▼
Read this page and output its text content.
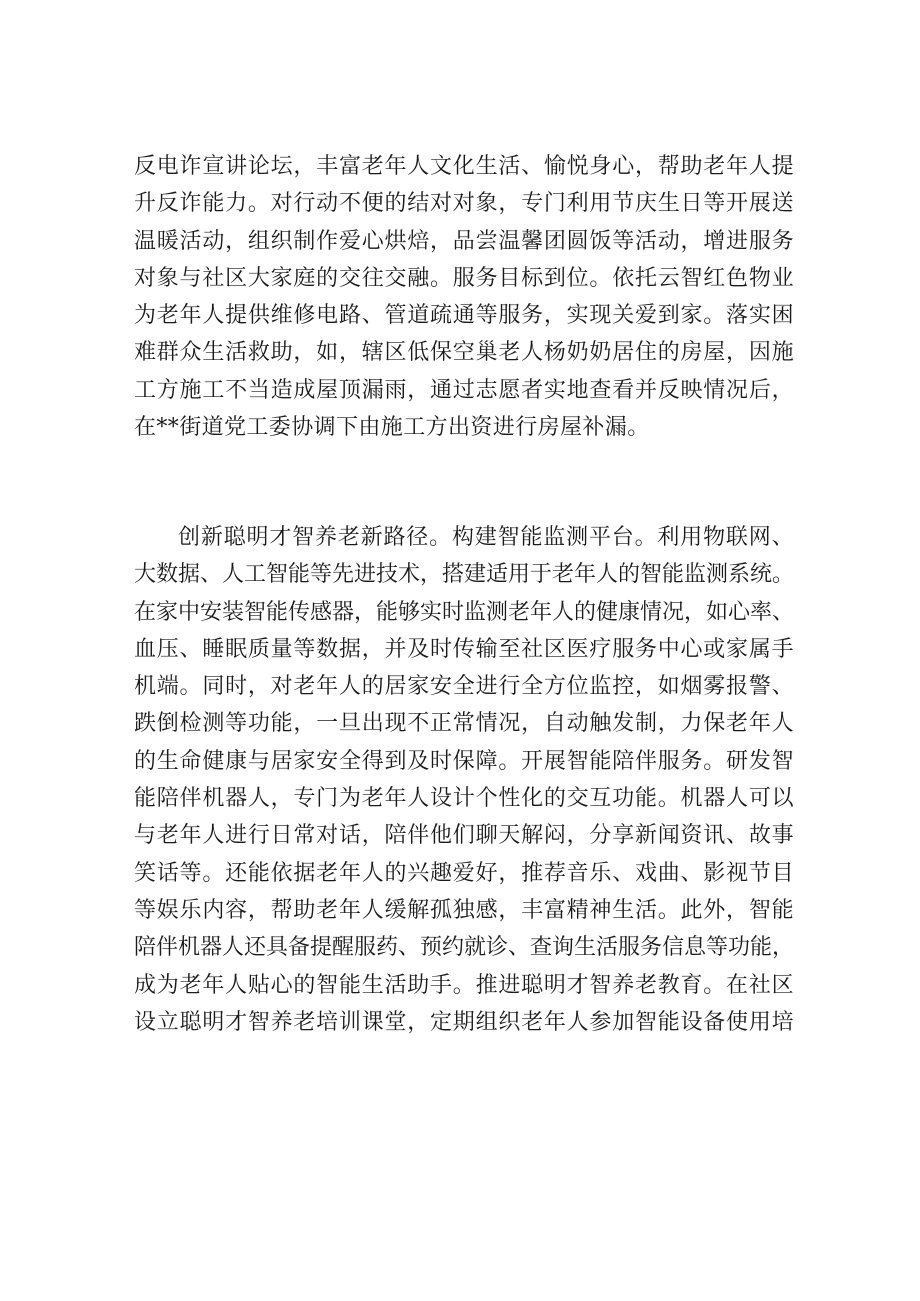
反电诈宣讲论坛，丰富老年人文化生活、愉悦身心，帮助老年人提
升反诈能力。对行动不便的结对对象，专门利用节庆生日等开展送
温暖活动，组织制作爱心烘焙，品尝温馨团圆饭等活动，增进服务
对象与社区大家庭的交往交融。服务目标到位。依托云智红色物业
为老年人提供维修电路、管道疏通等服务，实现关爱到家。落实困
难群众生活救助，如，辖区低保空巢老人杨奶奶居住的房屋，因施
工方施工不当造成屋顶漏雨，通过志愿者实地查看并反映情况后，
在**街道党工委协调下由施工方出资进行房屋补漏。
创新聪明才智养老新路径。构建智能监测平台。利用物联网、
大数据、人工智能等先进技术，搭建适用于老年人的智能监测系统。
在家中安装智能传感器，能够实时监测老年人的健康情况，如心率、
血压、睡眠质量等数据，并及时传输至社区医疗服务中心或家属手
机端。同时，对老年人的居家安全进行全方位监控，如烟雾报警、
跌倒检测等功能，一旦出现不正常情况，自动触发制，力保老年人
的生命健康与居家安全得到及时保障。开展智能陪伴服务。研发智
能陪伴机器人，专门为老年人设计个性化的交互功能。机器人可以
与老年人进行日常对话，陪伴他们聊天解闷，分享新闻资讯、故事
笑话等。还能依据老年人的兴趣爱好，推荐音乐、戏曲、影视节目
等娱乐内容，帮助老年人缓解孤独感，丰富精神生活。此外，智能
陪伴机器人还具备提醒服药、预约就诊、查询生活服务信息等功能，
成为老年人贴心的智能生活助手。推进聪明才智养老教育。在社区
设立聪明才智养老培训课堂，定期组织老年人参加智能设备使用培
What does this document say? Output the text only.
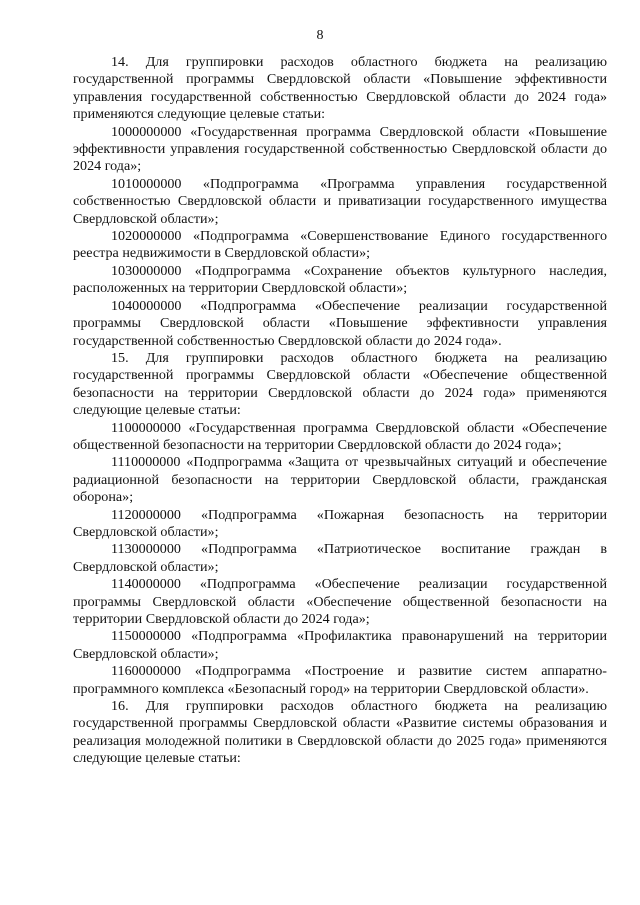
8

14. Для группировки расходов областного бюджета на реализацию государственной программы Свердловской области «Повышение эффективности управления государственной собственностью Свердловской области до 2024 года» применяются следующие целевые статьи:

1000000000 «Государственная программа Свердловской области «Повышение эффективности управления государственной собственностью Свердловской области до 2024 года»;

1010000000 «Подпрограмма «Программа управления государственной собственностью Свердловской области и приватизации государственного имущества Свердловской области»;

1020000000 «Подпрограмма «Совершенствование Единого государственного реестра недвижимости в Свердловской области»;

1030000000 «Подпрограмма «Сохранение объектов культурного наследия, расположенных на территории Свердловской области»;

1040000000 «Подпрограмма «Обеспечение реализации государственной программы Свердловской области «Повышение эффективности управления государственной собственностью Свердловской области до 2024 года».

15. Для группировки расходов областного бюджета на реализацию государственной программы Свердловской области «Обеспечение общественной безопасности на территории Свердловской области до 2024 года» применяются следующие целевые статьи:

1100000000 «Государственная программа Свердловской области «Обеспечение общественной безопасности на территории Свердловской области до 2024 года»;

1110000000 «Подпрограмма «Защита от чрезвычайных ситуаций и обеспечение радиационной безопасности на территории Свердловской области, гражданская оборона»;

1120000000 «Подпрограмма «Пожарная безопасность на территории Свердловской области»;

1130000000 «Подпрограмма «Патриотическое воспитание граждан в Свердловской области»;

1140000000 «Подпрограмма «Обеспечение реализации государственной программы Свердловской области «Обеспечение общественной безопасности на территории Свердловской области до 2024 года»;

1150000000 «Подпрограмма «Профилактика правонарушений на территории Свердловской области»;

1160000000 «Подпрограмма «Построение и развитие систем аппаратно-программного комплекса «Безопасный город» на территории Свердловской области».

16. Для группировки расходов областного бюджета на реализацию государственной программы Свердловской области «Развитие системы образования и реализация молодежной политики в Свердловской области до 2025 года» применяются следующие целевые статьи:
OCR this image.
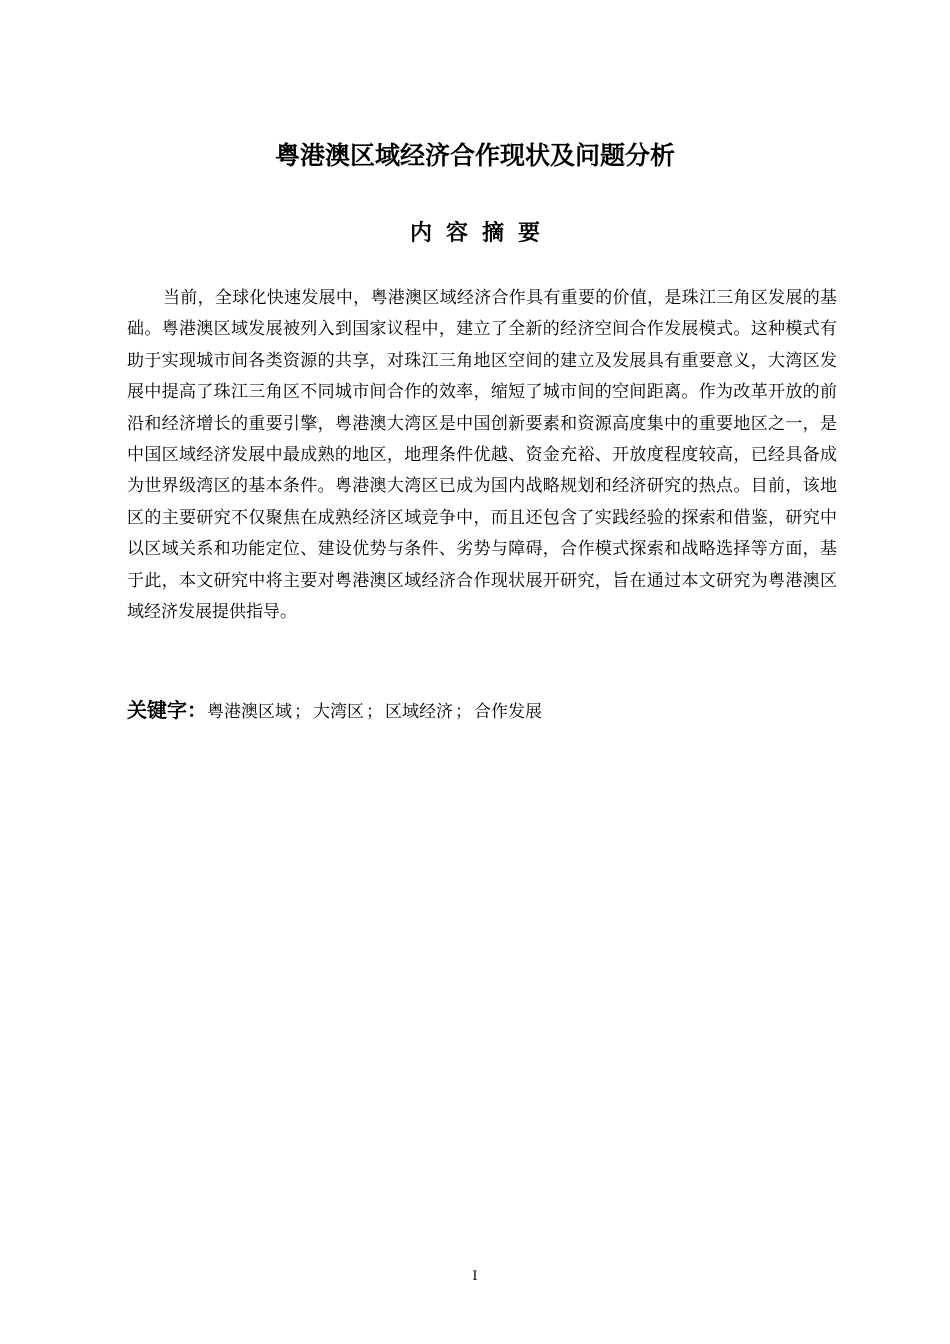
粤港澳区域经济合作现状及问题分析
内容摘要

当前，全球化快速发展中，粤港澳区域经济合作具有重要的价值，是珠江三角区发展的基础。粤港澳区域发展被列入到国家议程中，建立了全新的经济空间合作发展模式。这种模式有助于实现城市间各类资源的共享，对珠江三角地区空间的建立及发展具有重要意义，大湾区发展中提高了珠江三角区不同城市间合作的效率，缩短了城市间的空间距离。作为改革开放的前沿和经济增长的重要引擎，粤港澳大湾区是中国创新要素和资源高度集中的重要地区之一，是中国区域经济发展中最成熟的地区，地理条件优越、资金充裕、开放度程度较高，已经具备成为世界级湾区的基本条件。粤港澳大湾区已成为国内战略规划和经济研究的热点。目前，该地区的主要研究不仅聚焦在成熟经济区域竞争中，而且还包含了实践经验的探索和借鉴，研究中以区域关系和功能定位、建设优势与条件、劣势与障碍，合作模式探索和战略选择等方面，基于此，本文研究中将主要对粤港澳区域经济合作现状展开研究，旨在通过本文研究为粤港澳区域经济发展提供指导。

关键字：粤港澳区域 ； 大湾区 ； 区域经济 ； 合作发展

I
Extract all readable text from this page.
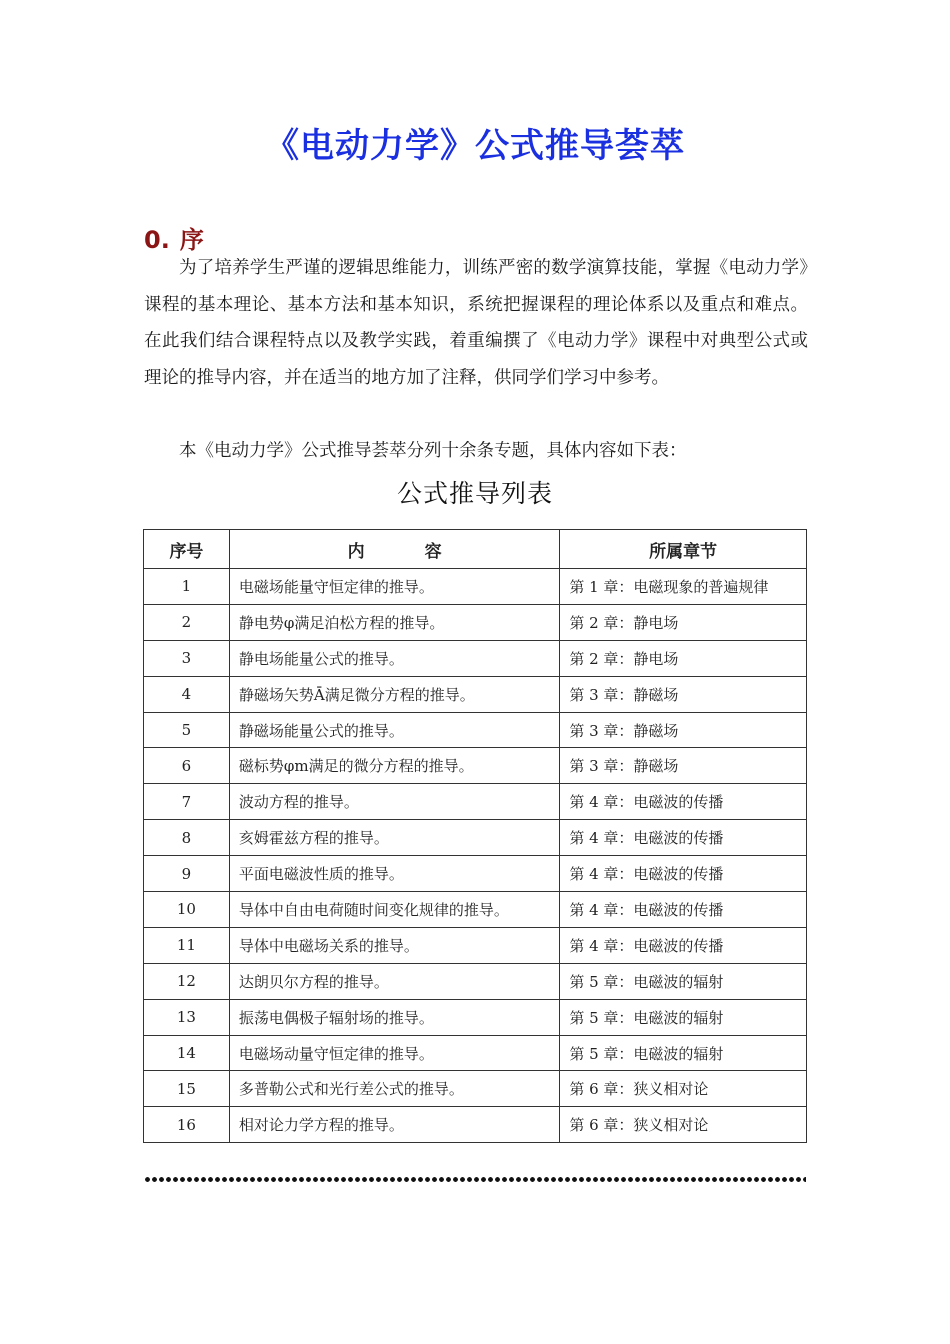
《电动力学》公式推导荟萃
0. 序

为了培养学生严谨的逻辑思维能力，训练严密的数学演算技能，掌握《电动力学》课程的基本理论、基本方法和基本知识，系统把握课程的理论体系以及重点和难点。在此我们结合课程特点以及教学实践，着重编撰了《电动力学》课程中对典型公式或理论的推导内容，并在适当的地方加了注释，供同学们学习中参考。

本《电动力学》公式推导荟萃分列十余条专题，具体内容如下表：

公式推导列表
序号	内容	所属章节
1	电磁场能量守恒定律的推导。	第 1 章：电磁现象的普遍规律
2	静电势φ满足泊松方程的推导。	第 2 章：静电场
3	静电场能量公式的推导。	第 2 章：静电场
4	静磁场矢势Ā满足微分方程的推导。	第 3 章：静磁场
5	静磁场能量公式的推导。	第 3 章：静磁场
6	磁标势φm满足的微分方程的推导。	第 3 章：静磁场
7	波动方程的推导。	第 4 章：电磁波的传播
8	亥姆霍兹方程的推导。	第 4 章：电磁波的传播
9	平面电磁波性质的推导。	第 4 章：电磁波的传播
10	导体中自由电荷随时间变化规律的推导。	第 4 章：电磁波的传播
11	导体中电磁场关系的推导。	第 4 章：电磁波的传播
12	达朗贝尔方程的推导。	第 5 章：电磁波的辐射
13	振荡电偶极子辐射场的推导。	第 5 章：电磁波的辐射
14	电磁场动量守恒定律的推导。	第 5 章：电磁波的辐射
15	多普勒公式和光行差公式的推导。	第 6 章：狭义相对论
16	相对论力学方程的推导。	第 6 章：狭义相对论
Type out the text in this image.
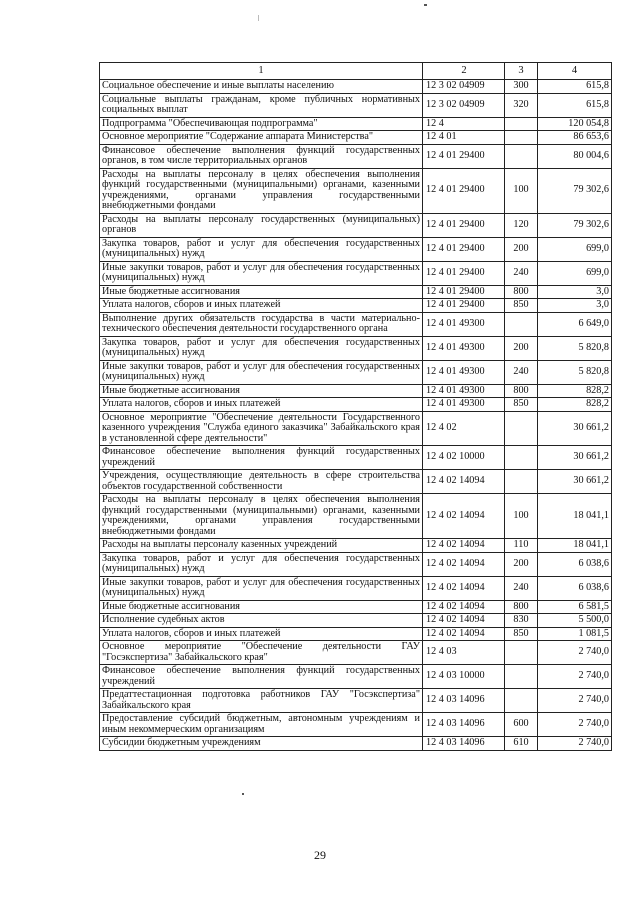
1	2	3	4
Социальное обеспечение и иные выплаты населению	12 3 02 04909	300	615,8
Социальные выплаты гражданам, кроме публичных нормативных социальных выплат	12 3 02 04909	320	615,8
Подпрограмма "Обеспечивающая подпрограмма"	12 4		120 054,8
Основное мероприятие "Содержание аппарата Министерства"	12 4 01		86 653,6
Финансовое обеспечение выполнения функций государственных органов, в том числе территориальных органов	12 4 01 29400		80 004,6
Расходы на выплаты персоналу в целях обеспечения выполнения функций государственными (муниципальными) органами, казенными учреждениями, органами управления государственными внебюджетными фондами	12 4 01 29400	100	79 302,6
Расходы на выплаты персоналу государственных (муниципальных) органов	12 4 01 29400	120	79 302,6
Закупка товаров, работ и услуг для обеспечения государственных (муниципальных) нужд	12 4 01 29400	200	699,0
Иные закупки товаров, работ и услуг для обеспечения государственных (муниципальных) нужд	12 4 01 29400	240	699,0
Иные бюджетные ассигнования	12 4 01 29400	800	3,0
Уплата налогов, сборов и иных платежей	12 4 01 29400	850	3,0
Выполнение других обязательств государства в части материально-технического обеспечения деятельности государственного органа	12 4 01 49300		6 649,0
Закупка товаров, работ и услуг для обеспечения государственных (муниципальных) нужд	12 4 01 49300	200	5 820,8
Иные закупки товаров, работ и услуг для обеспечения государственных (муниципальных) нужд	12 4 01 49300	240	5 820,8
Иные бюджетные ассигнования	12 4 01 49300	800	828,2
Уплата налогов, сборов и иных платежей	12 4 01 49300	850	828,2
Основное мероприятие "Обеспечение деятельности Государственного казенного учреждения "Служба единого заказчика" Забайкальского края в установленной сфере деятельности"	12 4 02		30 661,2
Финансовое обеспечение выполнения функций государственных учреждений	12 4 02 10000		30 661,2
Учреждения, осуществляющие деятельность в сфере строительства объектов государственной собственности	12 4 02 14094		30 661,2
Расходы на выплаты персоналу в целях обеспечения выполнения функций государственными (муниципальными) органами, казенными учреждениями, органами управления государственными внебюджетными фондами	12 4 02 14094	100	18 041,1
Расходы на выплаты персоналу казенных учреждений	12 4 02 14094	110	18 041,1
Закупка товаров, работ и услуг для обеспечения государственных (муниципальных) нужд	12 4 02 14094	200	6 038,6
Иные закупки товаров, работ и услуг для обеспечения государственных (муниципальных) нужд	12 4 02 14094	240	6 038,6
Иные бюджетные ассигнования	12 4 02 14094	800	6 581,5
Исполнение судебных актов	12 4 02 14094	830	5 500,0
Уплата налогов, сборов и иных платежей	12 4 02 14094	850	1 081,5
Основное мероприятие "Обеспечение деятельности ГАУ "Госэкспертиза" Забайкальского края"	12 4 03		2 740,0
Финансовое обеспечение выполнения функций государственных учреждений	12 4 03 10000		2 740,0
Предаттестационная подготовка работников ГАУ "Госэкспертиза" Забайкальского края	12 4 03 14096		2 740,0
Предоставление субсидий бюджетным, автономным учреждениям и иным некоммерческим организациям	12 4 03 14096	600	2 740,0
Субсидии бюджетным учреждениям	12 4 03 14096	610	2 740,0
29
▲
▶ GIVEN EXERCISE: In the entries above, identify each line that includes the string "общественной", then copy it.

▶ REPLY:
15. Для группировки расходов областного бюджета на реализацию государственной программы Свердловской области «Обеспечение общественной безопасности на территории Свердловской области до 2024 года» применяются следующие целевые статьи:
1100000000 «Государственная программа Свердловской области «Обеспечение общественной безопасности на территории Свердловской области до 2024 года»;
1140000000 «Подпрограмма «Обеспечение реализации государственной программы Свердловской области «Обеспечение общественной безопасности на территории Свердловской области до 2024 года»;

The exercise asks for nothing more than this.